Set down all of the data exactly as it appears.
┌──
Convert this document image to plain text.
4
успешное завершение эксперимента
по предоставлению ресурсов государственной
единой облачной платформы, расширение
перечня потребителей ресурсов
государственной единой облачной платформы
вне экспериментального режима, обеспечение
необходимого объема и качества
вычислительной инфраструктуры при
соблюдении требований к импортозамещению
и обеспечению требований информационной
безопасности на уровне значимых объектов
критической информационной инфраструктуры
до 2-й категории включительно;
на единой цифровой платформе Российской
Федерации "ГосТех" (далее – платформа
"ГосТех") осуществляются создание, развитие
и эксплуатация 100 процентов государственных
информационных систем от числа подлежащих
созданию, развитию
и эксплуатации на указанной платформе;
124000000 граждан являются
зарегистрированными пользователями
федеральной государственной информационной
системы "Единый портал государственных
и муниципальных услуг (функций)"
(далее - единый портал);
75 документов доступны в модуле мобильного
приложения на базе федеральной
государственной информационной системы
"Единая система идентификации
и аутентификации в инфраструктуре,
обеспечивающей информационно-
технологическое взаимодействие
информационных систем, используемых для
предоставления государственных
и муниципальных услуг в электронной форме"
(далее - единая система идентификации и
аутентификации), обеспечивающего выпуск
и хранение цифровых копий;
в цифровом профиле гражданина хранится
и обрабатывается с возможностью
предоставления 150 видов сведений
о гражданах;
└──
**CORRECT RESPONSE:**
Convert this document image to plain text.
4
успешное завершение эксперимента
по предоставлению ресурсов государственной
единой облачной платформы, расширение
перечня потребителей ресурсов
государственной единой облачной платформы
вне экспериментального режима, обеспечение
необходимого объема и качества
вычислительной инфраструктуры при
соблюдении требований к импортозамещению
и обеспечению требований информационной
безопасности на уровне значимых объектов
критической информационной инфраструктуры
до 2-й категории включительно;
на единой цифровой платформе Российской
Федерации "ГосТех" (далее – платформа
"ГосТех") осуществляются создание, развитие
и эксплуатация 100 процентов государственных
информационных систем от числа подлежащих
созданию, развитию
и эксплуатации на указанной платформе;
124000000 граждан являются
зарегистрированными пользователями
федеральной государственной информационной
системы "Единый портал государственных
и муниципальных услуг (функций)"
(далее - единый портал);
75 документов доступны в модуле мобильного
приложения на базе федеральной
государственной информационной системы
"Единая система идентификации
и аутентификации в инфраструктуре,
обеспечивающей информационно-
технологическое взаимодействие
информационных систем, используемых для
предоставления государственных
и муниципальных услуг в электронной форме"
(далее - единая система идентификации и
аутентификации), обеспечивающего выпуск
и хранение цифровых копий;
в цифровом профиле гражданина хранится
и обрабатывается с возможностью
предоставления 150 видов сведений
о гражданах;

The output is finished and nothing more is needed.